-- start of Data excerpts --
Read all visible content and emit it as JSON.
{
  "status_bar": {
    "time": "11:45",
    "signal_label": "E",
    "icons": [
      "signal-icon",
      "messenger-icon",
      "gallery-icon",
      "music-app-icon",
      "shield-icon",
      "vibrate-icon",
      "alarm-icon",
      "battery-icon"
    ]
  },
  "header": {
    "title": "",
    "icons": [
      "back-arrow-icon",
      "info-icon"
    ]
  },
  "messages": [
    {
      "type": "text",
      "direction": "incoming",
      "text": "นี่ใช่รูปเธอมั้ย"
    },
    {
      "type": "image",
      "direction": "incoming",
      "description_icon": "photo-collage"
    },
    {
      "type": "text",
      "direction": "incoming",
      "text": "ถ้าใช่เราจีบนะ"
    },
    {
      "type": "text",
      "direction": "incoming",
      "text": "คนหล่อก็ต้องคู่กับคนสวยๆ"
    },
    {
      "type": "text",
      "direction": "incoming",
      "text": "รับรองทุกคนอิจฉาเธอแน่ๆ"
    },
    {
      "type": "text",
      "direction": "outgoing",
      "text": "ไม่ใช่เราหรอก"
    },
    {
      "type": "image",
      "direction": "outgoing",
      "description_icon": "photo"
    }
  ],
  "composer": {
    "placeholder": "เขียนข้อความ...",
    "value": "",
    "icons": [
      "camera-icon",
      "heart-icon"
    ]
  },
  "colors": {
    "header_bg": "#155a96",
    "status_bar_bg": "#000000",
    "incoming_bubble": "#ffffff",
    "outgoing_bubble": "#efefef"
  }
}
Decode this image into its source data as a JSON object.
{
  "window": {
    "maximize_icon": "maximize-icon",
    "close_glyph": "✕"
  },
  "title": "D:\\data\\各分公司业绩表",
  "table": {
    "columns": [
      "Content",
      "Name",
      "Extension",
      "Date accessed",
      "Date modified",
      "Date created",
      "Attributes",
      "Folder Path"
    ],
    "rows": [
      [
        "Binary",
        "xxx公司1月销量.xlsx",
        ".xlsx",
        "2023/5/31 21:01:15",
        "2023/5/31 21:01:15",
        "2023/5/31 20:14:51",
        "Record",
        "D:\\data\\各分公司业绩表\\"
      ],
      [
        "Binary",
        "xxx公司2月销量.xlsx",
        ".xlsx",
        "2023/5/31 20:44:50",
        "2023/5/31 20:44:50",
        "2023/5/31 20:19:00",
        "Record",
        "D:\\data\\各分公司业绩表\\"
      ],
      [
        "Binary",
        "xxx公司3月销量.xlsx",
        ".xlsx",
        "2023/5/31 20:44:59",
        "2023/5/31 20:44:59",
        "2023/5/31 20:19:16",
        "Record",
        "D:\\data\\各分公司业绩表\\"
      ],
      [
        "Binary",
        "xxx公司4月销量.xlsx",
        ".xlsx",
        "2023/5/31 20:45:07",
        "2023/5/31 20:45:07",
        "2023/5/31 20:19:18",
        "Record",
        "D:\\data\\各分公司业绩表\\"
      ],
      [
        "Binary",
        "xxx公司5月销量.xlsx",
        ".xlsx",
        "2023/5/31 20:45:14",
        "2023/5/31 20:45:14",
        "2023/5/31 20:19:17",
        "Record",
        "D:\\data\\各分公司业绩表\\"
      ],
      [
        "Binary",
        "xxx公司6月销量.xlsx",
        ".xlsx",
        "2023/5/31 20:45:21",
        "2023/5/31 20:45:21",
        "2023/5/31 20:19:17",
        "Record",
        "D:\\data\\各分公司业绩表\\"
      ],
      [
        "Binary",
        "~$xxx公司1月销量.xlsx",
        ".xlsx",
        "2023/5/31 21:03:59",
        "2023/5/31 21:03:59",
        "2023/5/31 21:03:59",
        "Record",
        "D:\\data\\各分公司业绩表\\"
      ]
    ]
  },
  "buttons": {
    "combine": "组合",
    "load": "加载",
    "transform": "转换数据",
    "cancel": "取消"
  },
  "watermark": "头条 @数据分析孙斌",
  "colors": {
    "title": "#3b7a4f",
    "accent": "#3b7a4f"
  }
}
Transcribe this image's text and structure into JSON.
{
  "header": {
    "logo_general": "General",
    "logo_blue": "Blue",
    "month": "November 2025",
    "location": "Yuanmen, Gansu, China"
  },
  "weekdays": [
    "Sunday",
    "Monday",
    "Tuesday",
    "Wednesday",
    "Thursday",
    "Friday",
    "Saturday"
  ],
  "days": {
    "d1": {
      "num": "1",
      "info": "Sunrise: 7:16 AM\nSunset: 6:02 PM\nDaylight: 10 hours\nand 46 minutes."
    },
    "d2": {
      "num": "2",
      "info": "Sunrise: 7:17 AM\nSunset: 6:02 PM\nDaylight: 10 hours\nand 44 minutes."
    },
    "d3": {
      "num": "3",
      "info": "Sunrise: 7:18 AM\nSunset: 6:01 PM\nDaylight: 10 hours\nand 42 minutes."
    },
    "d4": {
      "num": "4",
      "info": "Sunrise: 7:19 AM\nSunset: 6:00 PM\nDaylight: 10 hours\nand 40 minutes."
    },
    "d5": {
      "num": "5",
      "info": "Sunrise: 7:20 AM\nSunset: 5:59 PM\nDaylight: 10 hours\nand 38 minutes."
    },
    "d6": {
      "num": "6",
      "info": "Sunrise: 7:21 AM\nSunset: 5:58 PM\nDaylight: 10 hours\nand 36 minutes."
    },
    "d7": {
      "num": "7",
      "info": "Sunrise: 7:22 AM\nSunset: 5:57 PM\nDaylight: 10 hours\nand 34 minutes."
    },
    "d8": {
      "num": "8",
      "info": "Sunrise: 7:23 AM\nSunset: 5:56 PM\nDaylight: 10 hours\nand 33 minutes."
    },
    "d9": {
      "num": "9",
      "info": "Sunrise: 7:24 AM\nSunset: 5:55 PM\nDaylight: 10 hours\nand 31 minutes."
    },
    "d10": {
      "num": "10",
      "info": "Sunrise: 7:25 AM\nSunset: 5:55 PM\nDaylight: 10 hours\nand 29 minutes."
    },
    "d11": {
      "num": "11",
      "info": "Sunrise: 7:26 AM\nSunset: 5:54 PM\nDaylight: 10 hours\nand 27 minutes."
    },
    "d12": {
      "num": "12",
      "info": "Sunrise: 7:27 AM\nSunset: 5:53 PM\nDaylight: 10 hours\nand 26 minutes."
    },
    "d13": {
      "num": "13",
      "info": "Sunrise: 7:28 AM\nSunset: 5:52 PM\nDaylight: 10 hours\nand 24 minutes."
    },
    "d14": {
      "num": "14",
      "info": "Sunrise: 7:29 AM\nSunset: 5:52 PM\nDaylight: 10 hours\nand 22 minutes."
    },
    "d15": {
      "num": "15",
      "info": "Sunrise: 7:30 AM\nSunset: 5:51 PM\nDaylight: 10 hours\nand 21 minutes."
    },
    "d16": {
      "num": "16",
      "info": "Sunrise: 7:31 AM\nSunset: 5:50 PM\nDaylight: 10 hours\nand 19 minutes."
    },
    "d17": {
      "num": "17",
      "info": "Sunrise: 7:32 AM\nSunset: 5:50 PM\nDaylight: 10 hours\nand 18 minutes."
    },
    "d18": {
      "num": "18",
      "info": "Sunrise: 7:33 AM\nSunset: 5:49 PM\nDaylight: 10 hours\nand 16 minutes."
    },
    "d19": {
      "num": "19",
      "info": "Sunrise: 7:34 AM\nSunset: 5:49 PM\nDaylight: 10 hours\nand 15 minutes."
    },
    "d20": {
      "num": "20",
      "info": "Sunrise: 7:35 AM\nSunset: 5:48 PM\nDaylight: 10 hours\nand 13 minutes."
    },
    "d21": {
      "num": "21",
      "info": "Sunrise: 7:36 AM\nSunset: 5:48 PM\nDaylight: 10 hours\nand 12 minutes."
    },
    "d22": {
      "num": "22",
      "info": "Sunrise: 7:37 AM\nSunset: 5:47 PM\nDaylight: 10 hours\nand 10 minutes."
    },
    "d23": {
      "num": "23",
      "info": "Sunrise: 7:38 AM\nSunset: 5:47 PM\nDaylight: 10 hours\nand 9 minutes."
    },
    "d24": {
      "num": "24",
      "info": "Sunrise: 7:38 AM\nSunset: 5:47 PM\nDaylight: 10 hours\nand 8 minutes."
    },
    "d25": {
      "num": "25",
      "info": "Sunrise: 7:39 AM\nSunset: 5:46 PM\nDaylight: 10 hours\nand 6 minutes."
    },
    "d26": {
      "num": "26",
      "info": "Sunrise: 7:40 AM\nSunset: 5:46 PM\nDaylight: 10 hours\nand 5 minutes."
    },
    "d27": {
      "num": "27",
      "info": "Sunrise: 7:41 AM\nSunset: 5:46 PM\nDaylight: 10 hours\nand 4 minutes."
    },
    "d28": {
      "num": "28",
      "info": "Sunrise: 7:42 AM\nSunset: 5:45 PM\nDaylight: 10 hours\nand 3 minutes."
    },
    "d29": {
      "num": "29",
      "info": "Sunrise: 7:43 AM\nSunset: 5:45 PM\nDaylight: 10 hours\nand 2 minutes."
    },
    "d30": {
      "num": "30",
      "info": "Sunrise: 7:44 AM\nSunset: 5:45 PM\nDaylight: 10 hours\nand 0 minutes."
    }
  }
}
-- end of Data excerpts --
• Job
Locate the lines above that contain "Date" and copy them.

• Reply to the exercise
      "Date accessed",
      "Date modified",
      "Date created",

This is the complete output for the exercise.